- _Direction_
Repeat every one of the following records word for word, changing nothing.

- _Given information_
....................

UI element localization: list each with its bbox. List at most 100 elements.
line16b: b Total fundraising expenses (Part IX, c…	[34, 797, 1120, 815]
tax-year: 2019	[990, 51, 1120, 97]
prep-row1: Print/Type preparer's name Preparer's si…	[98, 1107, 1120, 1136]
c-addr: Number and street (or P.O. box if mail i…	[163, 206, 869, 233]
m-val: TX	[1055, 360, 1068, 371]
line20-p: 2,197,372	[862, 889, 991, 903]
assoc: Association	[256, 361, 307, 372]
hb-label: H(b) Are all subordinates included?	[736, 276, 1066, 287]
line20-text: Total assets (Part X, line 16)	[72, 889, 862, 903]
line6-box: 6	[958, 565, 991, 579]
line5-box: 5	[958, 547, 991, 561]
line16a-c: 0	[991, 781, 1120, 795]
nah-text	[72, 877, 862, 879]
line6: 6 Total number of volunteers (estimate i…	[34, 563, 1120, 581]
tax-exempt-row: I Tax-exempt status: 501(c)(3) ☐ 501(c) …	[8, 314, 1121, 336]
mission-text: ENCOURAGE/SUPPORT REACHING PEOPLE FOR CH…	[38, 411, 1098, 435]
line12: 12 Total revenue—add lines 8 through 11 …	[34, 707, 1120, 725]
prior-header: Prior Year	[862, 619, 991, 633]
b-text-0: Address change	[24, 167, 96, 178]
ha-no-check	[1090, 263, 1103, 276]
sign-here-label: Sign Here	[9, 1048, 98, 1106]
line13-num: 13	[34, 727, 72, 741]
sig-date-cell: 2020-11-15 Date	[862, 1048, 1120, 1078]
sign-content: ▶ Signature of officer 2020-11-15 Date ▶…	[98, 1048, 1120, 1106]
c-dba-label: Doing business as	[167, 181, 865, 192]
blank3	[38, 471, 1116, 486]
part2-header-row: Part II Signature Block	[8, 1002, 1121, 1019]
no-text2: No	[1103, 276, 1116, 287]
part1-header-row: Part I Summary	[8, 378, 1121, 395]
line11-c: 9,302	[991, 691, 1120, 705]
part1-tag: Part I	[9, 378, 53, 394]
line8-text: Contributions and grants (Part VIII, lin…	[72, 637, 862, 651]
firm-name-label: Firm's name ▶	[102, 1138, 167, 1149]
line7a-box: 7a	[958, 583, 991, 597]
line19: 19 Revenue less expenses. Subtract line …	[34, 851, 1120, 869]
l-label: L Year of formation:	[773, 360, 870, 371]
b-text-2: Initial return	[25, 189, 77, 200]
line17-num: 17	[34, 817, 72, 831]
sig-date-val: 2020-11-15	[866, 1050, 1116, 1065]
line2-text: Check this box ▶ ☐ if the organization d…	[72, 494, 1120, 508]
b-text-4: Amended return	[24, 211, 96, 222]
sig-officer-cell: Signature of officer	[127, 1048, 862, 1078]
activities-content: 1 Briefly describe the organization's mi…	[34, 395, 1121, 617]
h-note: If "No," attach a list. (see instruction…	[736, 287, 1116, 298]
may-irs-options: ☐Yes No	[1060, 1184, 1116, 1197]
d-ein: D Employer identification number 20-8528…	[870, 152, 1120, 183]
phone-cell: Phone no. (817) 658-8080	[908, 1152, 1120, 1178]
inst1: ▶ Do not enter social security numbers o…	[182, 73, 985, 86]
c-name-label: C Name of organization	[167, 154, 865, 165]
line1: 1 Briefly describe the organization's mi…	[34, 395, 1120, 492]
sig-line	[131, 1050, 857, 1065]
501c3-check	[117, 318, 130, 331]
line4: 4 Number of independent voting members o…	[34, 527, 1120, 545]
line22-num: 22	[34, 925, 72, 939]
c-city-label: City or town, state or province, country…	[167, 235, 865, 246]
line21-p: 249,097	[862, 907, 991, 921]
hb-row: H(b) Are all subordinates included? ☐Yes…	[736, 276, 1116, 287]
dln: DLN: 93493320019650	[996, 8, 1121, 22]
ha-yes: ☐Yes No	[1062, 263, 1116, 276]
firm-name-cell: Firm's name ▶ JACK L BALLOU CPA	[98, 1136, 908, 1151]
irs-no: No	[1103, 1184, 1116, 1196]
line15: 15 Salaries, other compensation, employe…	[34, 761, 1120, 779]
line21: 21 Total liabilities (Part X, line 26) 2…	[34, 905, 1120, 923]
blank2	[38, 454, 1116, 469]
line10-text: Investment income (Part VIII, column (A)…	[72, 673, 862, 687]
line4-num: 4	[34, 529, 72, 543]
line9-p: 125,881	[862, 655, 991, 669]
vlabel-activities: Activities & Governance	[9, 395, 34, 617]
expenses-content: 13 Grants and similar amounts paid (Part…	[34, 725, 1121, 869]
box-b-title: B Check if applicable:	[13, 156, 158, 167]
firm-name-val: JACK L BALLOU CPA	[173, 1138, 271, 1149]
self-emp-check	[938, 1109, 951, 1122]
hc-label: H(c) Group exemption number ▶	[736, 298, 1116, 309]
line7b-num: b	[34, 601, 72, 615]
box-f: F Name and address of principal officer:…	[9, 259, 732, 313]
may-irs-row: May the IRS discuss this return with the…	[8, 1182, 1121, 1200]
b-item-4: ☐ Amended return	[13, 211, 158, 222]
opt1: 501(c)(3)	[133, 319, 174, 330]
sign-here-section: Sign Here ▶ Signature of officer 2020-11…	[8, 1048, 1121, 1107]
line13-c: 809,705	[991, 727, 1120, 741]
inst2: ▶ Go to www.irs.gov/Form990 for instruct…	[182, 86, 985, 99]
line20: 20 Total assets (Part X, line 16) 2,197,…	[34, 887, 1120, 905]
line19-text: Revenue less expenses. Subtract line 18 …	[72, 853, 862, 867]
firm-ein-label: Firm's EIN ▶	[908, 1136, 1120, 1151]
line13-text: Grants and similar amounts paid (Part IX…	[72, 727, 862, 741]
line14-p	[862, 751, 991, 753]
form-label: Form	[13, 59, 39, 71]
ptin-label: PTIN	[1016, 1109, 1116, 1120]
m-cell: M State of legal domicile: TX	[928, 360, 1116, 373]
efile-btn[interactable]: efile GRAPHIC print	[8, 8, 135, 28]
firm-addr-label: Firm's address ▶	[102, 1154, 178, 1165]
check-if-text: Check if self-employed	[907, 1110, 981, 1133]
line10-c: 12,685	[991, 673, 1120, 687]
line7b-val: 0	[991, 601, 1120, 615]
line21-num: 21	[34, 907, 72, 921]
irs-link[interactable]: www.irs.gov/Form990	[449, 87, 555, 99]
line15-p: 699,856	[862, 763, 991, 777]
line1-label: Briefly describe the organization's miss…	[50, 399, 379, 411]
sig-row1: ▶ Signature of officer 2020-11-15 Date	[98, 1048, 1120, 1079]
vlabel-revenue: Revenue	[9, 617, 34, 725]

....................

- _Correct answer_
UI element localization: list each with its bbox. List at most 100 elements.
line16b: b Total fundraising expenses (Part IX, c…	[34, 797, 1120, 815]
tax-year: 2019	[990, 51, 1120, 97]
prep-row1: Print/Type preparer's name Preparer's si…	[98, 1107, 1120, 1136]
c-addr: Number and street (or P.O. box if mail i…	[163, 206, 869, 233]
m-val: TX	[1055, 360, 1068, 371]
line20-p: 2,197,372	[862, 889, 991, 903]
assoc: Association	[256, 361, 307, 372]
hb-label: H(b) Are all subordinates included?	[736, 276, 1066, 287]
line20-text: Total assets (Part X, line 16)	[72, 889, 862, 903]
line6-box: 6	[958, 565, 991, 579]
line5-box: 5	[958, 547, 991, 561]
line16a-c: 0	[991, 781, 1120, 795]
nah-text	[72, 877, 862, 879]
line6: 6 Total number of volunteers (estimate i…	[34, 563, 1120, 581]
tax-exempt-row: I Tax-exempt status: 501(c)(3) ☐ 501(c) …	[8, 314, 1121, 336]
mission-text: ENCOURAGE/SUPPORT REACHING PEOPLE FOR CH…	[38, 411, 1098, 435]
line12: 12 Total revenue—add lines 8 through 11 …	[34, 707, 1120, 725]
prior-header: Prior Year	[862, 619, 991, 633]
b-text-0: Address change	[24, 167, 96, 178]
ha-no-check	[1090, 263, 1103, 276]
sign-here-label: Sign Here	[9, 1048, 98, 1106]
line13-num: 13	[34, 727, 72, 741]
sig-date-cell: 2020-11-15 Date	[862, 1048, 1120, 1078]
sign-content: ▶ Signature of officer 2020-11-15 Date ▶…	[98, 1048, 1120, 1106]
c-dba-label: Doing business as	[167, 181, 865, 192]
blank3	[38, 471, 1116, 486]
part2-header-row: Part II Signature Block	[8, 1002, 1121, 1019]
no-text2: No	[1103, 276, 1116, 287]
part1-header-row: Part I Summary	[8, 378, 1121, 395]
line11-c: 9,302	[991, 691, 1120, 705]
part1-tag: Part I	[9, 378, 53, 394]
line8-text: Contributions and grants (Part VIII, lin…	[72, 637, 862, 651]
firm-name-label: Firm's name ▶	[102, 1138, 167, 1149]
line7a-box: 7a	[958, 583, 991, 597]
line19: 19 Revenue less expenses. Subtract line …	[34, 851, 1120, 869]
l-label: L Year of formation:	[773, 360, 870, 371]
b-text-2: Initial return	[25, 189, 77, 200]
line17-num: 17	[34, 817, 72, 831]
sig-date-val: 2020-11-15	[866, 1050, 1116, 1065]
line2-text: Check this box ▶ ☐ if the organization d…	[72, 494, 1120, 508]
b-text-4: Amended return	[24, 211, 96, 222]
sig-officer-cell: Signature of officer	[127, 1048, 862, 1078]
activities-content: 1 Briefly describe the organization's mi…	[34, 395, 1121, 617]
h-note: If "No," attach a list. (see instruction…	[736, 287, 1116, 298]
may-irs-options: ☐Yes No	[1060, 1184, 1116, 1197]
d-ein: D Employer identification number 20-8528…	[870, 152, 1120, 183]
phone-cell: Phone no. (817) 658-8080	[908, 1152, 1120, 1178]
inst1: ▶ Do not enter social security numbers o…	[182, 73, 985, 86]
c-name-label: C Name of organization	[167, 154, 865, 165]
line1: 1 Briefly describe the organization's mi…	[34, 395, 1120, 492]
sig-line	[131, 1050, 857, 1065]
501c3-check	[117, 318, 130, 331]
line4: 4 Number of independent voting members o…	[34, 527, 1120, 545]
line22-num: 22	[34, 925, 72, 939]
c-city-label: City or town, state or province, country…	[167, 235, 865, 246]
line21-p: 249,097	[862, 907, 991, 921]
hb-row: H(b) Are all subordinates included? ☐Yes…	[736, 276, 1116, 287]
dln: DLN: 93493320019650	[996, 8, 1121, 22]
ha-yes: ☐Yes No	[1062, 263, 1116, 276]
firm-name-cell: Firm's name ▶ JACK L BALLOU CPA	[98, 1136, 908, 1151]
irs-no: No	[1103, 1184, 1116, 1196]
line15: 15 Salaries, other compensation, employe…	[34, 761, 1120, 779]
line21: 21 Total liabilities (Part X, line 26) 2…	[34, 905, 1120, 923]
blank2	[38, 454, 1116, 469]
line10-text: Investment income (Part VIII, column (A)…	[72, 673, 862, 687]
line4-num: 4	[34, 529, 72, 543]
line9-p: 125,881	[862, 655, 991, 669]
vlabel-activities: Activities & Governance	[9, 395, 34, 617]
expenses-content: 13 Grants and similar amounts paid (Part…	[34, 725, 1121, 869]
box-b-title: B Check if applicable:	[13, 156, 158, 167]
firm-name-val: JACK L BALLOU CPA	[173, 1138, 271, 1149]
self-emp-check	[938, 1109, 951, 1122]
hc-label: H(c) Group exemption number ▶	[736, 298, 1116, 309]
line7b-num: b	[34, 601, 72, 615]
box-f: F Name and address of principal officer:…	[9, 259, 732, 313]
may-irs-row: May the IRS discuss this return with the…	[8, 1182, 1121, 1200]
b-item-4: ☐ Amended return	[13, 211, 158, 222]
opt1: 501(c)(3)	[133, 319, 174, 330]
sign-here-section: Sign Here ▶ Signature of officer 2020-11…	[8, 1048, 1121, 1107]
line13-c: 809,705	[991, 727, 1120, 741]
inst2: ▶ Go to www.irs.gov/Form990 for instruct…	[182, 86, 985, 99]
line20: 20 Total assets (Part X, line 16) 2,197,…	[34, 887, 1120, 905]
line19-text: Revenue less expenses. Subtract line 18 …	[72, 853, 862, 867]
firm-ein-label: Firm's EIN ▶	[908, 1136, 1120, 1151]
line13-text: Grants and similar amounts paid (Part IX…	[72, 727, 862, 741]
line14-p	[862, 751, 991, 753]
form-label: Form	[13, 59, 39, 71]
ptin-label: PTIN	[1016, 1109, 1116, 1120]
m-cell: M State of legal domicile: TX	[928, 360, 1116, 373]
efile-btn[interactable]: efile GRAPHIC print	[8, 8, 135, 28]
firm-addr-label: Firm's address ▶	[102, 1154, 178, 1165]
check-if-text: Check if self-employed	[907, 1110, 981, 1133]
line10-c: 12,685	[991, 673, 1120, 687]
line7b-val: 0	[991, 601, 1120, 615]
line21-num: 21	[34, 907, 72, 921]
irs-link[interactable]: www.irs.gov/Form990	[449, 87, 555, 99]
line15-p: 699,856	[862, 763, 991, 777]
line1-label: Briefly describe the organization's miss…	[50, 399, 379, 411]
sig-row1: ▶ Signature of officer 2020-11-15 Date	[98, 1048, 1120, 1079]
vlabel-revenue: Revenue	[9, 617, 34, 725]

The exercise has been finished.